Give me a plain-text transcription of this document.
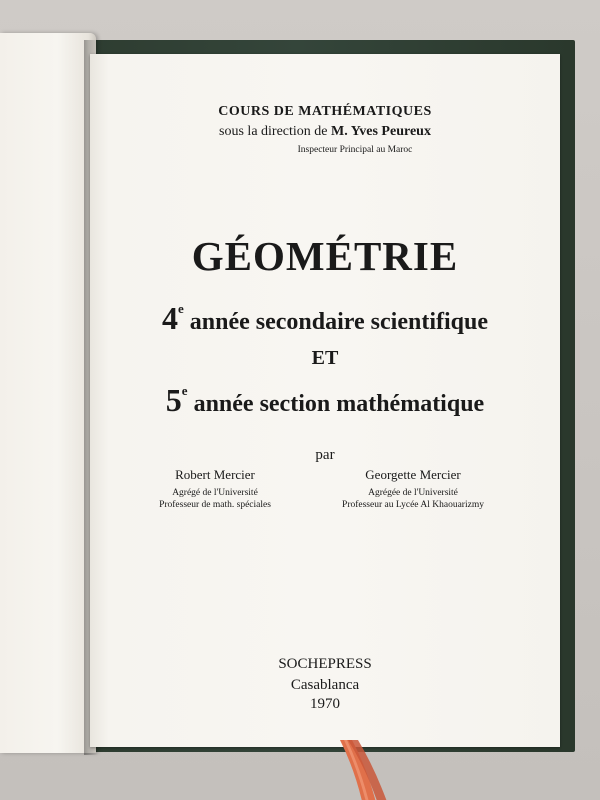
COURS DE MATHÉMATIQUES
sous la direction de M. Yves Peureux
Inspecteur Principal au Maroc
GÉOMÉTRIE
4eannée secondaire scientifique
ET
5eannée section mathématique
par
Robert Mercier
Agrégé de l'Université
Professeur de math. spéciales
Georgette Mercier
Agrégée de l'Université
Professeur au Lycée Al Khaouarizmy
SOCHEPRESS
Casablanca
1970
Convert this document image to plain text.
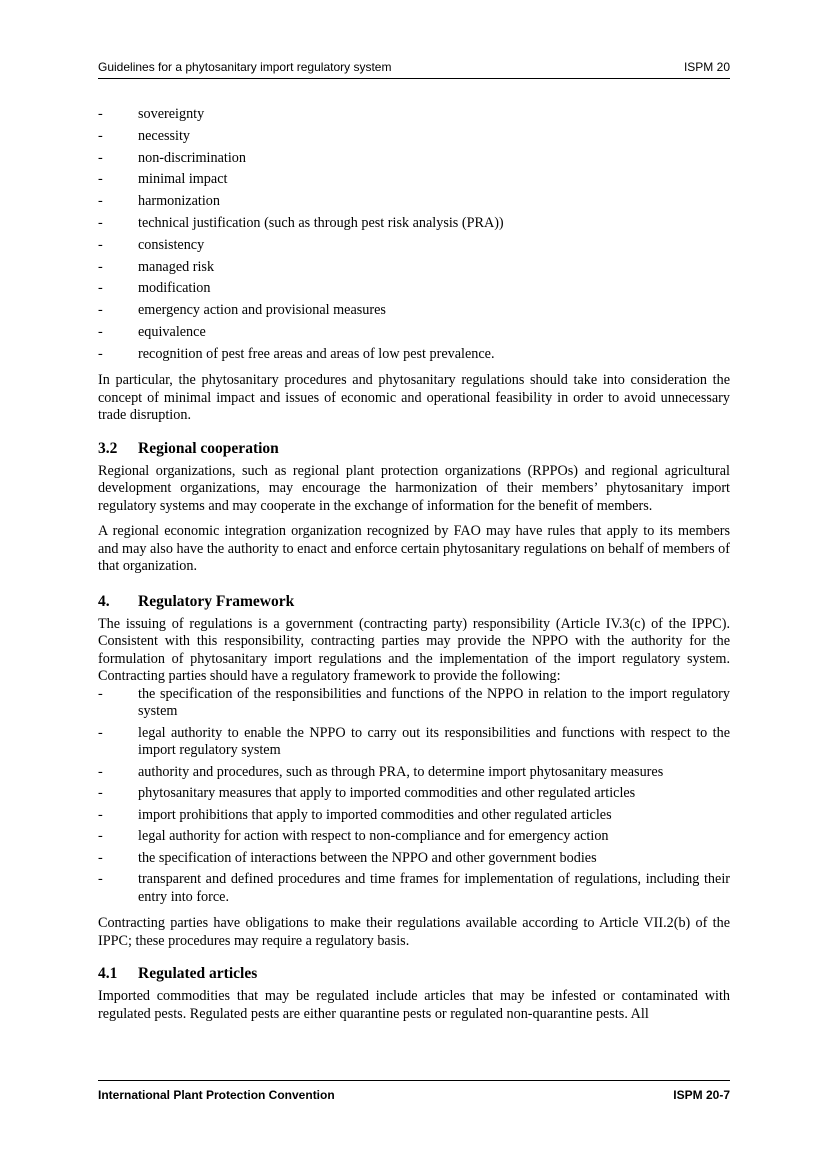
Guidelines for a phytosanitary import regulatory system	ISPM 20
- sovereignty
- necessity
- non-discrimination
- minimal impact
- harmonization
- technical justification (such as through pest risk analysis (PRA))
- consistency
- managed risk
- modification
- emergency action and provisional measures
- equivalence
- recognition of pest free areas and areas of low pest prevalence.

In particular, the phytosanitary procedures and phytosanitary regulations should take into consideration the concept of minimal impact and issues of economic and operational feasibility in order to avoid unnecessary trade disruption.

3.2 Regional cooperation

Regional organizations, such as regional plant protection organizations (RPPOs) and regional agricultural development organizations, may encourage the harmonization of their members’ phytosanitary import regulatory systems and may cooperate in the exchange of information for the benefit of members.

A regional economic integration organization recognized by FAO may have rules that apply to its members and may also have the authority to enact and enforce certain phytosanitary regulations on behalf of members of that organization.

4. Regulatory Framework

The issuing of regulations is a government (contracting party) responsibility (Article IV.3(c) of the IPPC). Consistent with this responsibility, contracting parties may provide the NPPO with the authority for the formulation of phytosanitary import regulations and the implementation of the import regulatory system. Contracting parties should have a regulatory framework to provide the following:

- the specification of the responsibilities and functions of the NPPO in relation to the import regulatory system
- legal authority to enable the NPPO to carry out its responsibilities and functions with respect to the import regulatory system
- authority and procedures, such as through PRA, to determine import phytosanitary measures
- phytosanitary measures that apply to imported commodities and other regulated articles
- import prohibitions that apply to imported commodities and other regulated articles
- legal authority for action with respect to non-compliance and for emergency action
- the specification of interactions between the NPPO and other government bodies
- transparent and defined procedures and time frames for implementation of regulations, including their entry into force.

Contracting parties have obligations to make their regulations available according to Article VII.2(b) of the IPPC; these procedures may require a regulatory basis.

4.1 Regulated articles

Imported commodities that may be regulated include articles that may be infested or contaminated with regulated pests. Regulated pests are either quarantine pests or regulated non-quarantine pests. All

International Plant Protection Convention	ISPM 20-7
==================================================
**Aim of the exercise**
Scan the lines for the string "document". Pick out every line that has it.

**Task answer**
Give me a plain-text transcription of this document.
Convert this document image to plain text.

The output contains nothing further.